Copy out every line of the listing below without changing anything.

==*==

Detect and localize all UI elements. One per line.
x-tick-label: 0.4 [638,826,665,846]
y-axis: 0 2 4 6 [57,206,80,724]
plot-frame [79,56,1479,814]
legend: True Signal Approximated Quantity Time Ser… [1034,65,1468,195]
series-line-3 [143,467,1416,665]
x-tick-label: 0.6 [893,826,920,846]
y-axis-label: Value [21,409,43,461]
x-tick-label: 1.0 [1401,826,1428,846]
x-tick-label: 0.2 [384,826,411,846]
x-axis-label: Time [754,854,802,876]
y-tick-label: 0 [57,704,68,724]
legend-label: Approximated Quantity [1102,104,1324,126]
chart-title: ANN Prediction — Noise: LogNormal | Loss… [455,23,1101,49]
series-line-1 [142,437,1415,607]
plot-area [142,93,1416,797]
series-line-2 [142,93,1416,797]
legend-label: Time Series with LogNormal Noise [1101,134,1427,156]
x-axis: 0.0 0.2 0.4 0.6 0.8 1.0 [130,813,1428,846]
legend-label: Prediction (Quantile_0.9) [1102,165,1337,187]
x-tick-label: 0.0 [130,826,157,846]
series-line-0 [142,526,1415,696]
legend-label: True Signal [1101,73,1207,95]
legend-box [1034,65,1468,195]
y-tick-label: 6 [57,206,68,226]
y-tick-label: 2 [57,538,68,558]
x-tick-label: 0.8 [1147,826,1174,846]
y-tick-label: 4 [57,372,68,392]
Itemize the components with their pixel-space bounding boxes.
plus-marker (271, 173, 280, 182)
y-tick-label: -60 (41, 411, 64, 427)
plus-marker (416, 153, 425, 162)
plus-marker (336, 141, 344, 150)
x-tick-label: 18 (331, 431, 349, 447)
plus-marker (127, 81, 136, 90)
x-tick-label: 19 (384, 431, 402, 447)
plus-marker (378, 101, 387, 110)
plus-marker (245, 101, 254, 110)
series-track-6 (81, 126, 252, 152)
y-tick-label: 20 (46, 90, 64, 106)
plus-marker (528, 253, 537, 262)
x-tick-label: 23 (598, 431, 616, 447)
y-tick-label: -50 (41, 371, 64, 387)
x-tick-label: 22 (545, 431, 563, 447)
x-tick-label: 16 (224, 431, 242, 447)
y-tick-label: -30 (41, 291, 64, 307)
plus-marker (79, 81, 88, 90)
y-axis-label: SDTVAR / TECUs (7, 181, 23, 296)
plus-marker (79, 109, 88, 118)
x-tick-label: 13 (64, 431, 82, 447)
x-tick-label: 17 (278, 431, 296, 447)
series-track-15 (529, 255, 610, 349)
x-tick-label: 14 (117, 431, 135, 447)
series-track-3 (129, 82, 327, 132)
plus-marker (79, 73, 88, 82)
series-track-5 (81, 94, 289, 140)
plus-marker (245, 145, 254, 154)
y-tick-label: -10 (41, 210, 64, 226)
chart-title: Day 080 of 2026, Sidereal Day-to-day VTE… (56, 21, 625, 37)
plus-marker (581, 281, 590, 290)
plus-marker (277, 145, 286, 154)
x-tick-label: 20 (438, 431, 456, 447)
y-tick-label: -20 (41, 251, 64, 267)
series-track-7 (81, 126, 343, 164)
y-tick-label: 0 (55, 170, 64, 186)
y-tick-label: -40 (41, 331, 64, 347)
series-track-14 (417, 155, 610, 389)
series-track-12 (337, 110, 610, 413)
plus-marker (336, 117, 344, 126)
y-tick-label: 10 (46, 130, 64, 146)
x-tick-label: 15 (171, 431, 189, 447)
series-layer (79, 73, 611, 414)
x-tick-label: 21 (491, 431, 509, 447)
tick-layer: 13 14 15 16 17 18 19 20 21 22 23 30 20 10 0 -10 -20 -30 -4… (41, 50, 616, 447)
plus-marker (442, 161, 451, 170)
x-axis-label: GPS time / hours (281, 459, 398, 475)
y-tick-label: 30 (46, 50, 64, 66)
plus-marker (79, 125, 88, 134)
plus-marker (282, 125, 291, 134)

==*==

*Output of the task*
Detect and localize all UI elements. One per line.
x-tick-label: 0.4 [638,826,665,846]
y-axis: 0 2 4 6 [57,206,80,724]
plot-frame [79,56,1479,814]
legend: True Signal Approximated Quantity Time Ser… [1034,65,1468,195]
series-line-3 [143,467,1416,665]
x-tick-label: 0.6 [893,826,920,846]
y-axis-label: Value [21,409,43,461]
x-tick-label: 1.0 [1401,826,1428,846]
x-tick-label: 0.2 [384,826,411,846]
x-axis-label: Time [754,854,802,876]
y-tick-label: 0 [57,704,68,724]
legend-label: Approximated Quantity [1102,104,1324,126]
chart-title: ANN Prediction — Noise: LogNormal | Loss… [455,23,1101,49]
series-line-1 [142,437,1415,607]
plot-area [142,93,1416,797]
series-line-2 [142,93,1416,797]
legend-label: Time Series with LogNormal Noise [1101,134,1427,156]
x-axis: 0.0 0.2 0.4 0.6 0.8 1.0 [130,813,1428,846]
legend-label: Prediction (Quantile_0.9) [1102,165,1337,187]
x-tick-label: 0.0 [130,826,157,846]
series-line-0 [142,526,1415,696]
legend-label: True Signal [1101,73,1207,95]
legend-box [1034,65,1468,195]
y-tick-label: 6 [57,206,68,226]
y-tick-label: 2 [57,538,68,558]
x-tick-label: 0.8 [1147,826,1174,846]
y-tick-label: 4 [57,372,68,392]
Itemize the components with their pixel-space bounding boxes.
plus-marker (271, 173, 280, 182)
y-tick-label: -60 (41, 411, 64, 427)
plus-marker (416, 153, 425, 162)
plus-marker (336, 141, 344, 150)
x-tick-label: 18 (331, 431, 349, 447)
plus-marker (127, 81, 136, 90)
x-tick-label: 19 (384, 431, 402, 447)
plus-marker (378, 101, 387, 110)
plus-marker (245, 101, 254, 110)
series-track-6 (81, 126, 252, 152)
y-tick-label: 20 (46, 90, 64, 106)
plus-marker (528, 253, 537, 262)
x-tick-label: 23 (598, 431, 616, 447)
y-tick-label: -50 (41, 371, 64, 387)
x-tick-label: 22 (545, 431, 563, 447)
x-tick-label: 16 (224, 431, 242, 447)
y-tick-label: -30 (41, 291, 64, 307)
plus-marker (79, 81, 88, 90)
y-axis-label: SDTVAR / TECUs (7, 181, 23, 296)
plus-marker (79, 109, 88, 118)
x-tick-label: 13 (64, 431, 82, 447)
x-tick-label: 17 (278, 431, 296, 447)
series-track-15 (529, 255, 610, 349)
x-tick-label: 14 (117, 431, 135, 447)
series-track-3 (129, 82, 327, 132)
plus-marker (79, 73, 88, 82)
series-track-5 (81, 94, 289, 140)
plus-marker (245, 145, 254, 154)
y-tick-label: -10 (41, 210, 64, 226)
chart-title: Day 080 of 2026, Sidereal Day-to-day VTE… (56, 21, 625, 37)
plus-marker (581, 281, 590, 290)
plus-marker (277, 145, 286, 154)
x-tick-label: 20 (438, 431, 456, 447)
y-tick-label: -20 (41, 251, 64, 267)
series-track-7 (81, 126, 343, 164)
y-tick-label: 0 (55, 170, 64, 186)
y-tick-label: -40 (41, 331, 64, 347)
series-track-14 (417, 155, 610, 389)
series-track-12 (337, 110, 610, 413)
plus-marker (336, 117, 344, 126)
y-tick-label: 10 (46, 130, 64, 146)
x-tick-label: 15 (171, 431, 189, 447)
series-layer (79, 73, 611, 414)
x-tick-label: 21 (491, 431, 509, 447)
tick-layer: 13 14 15 16 17 18 19 20 21 22 23 30 20 10 0 -10 -20 -30 -4… (41, 50, 616, 447)
plus-marker (442, 161, 451, 170)
x-axis-label: GPS time / hours (281, 459, 398, 475)
y-tick-label: 30 (46, 50, 64, 66)
plus-marker (79, 125, 88, 134)
plus-marker (282, 125, 291, 134)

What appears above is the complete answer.